(Collected data entries)

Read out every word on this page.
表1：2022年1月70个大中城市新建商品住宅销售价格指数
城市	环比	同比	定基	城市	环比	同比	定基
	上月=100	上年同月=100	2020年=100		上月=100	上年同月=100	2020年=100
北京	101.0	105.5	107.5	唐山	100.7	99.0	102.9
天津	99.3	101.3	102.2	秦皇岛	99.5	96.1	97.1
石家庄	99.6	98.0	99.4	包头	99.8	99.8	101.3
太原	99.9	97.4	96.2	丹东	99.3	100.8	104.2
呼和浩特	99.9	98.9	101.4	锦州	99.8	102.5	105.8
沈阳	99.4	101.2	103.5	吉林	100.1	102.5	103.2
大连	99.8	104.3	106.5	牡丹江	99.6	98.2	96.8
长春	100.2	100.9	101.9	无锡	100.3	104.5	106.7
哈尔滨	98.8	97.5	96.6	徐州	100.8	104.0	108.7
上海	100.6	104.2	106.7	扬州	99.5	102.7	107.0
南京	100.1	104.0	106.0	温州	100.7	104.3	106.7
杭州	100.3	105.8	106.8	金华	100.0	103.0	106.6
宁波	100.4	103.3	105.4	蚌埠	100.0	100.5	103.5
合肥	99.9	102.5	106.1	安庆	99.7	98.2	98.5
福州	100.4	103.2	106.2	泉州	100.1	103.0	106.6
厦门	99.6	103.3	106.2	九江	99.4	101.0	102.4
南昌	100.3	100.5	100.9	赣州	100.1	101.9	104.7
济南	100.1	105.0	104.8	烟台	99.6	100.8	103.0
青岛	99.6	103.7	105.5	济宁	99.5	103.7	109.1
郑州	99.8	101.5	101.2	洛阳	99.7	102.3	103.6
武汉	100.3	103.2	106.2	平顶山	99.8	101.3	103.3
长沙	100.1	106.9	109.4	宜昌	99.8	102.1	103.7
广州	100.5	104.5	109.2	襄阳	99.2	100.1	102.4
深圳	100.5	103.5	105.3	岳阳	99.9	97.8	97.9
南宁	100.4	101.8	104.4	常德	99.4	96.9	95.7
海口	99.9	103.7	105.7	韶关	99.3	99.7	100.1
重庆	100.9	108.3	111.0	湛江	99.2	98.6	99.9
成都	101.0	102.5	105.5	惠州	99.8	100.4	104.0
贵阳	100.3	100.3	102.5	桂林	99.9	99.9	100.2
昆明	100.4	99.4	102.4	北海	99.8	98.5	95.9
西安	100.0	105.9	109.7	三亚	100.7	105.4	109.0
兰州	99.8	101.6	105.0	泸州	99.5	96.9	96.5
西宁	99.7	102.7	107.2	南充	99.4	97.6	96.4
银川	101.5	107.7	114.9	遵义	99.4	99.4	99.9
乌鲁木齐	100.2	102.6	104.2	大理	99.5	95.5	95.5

## GIVEN INSTRUCTION
Output all of the material exactly as written.

## PROBLEM SOLUTION
Read out every word on this page.
表1：2022年1月70个大中城市新建商品住宅销售价格指数
城市	环比	同比	定基	城市	环比	同比	定基
	上月=100	上年同月=100	2020年=100		上月=100	上年同月=100	2020年=100
北京	101.0	105.5	107.5	唐山	100.7	99.0	102.9
天津	99.3	101.3	102.2	秦皇岛	99.5	96.1	97.1
石家庄	99.6	98.0	99.4	包头	99.8	99.8	101.3
太原	99.9	97.4	96.2	丹东	99.3	100.8	104.2
呼和浩特	99.9	98.9	101.4	锦州	99.8	102.5	105.8
沈阳	99.4	101.2	103.5	吉林	100.1	102.5	103.2
大连	99.8	104.3	106.5	牡丹江	99.6	98.2	96.8
长春	100.2	100.9	101.9	无锡	100.3	104.5	106.7
哈尔滨	98.8	97.5	96.6	徐州	100.8	104.0	108.7
上海	100.6	104.2	106.7	扬州	99.5	102.7	107.0
南京	100.1	104.0	106.0	温州	100.7	104.3	106.7
杭州	100.3	105.8	106.8	金华	100.0	103.0	106.6
宁波	100.4	103.3	105.4	蚌埠	100.0	100.5	103.5
合肥	99.9	102.5	106.1	安庆	99.7	98.2	98.5
福州	100.4	103.2	106.2	泉州	100.1	103.0	106.6
厦门	99.6	103.3	106.2	九江	99.4	101.0	102.4
南昌	100.3	100.5	100.9	赣州	100.1	101.9	104.7
济南	100.1	105.0	104.8	烟台	99.6	100.8	103.0
青岛	99.6	103.7	105.5	济宁	99.5	103.7	109.1
郑州	99.8	101.5	101.2	洛阳	99.7	102.3	103.6
武汉	100.3	103.2	106.2	平顶山	99.8	101.3	103.3
长沙	100.1	106.9	109.4	宜昌	99.8	102.1	103.7
广州	100.5	104.5	109.2	襄阳	99.2	100.1	102.4
深圳	100.5	103.5	105.3	岳阳	99.9	97.8	97.9
南宁	100.4	101.8	104.4	常德	99.4	96.9	95.7
海口	99.9	103.7	105.7	韶关	99.3	99.7	100.1
重庆	100.9	108.3	111.0	湛江	99.2	98.6	99.9
成都	101.0	102.5	105.5	惠州	99.8	100.4	104.0
贵阳	100.3	100.3	102.5	桂林	99.9	99.9	100.2
昆明	100.4	99.4	102.4	北海	99.8	98.5	95.9
西安	100.0	105.9	109.7	三亚	100.7	105.4	109.0
兰州	99.8	101.6	105.0	泸州	99.5	96.9	96.5
西宁	99.7	102.7	107.2	南充	99.4	97.6	96.4
银川	101.5	107.7	114.9	遵义	99.4	99.4	99.9
乌鲁木齐	100.2	102.6	104.2	大理	99.5	95.5	95.5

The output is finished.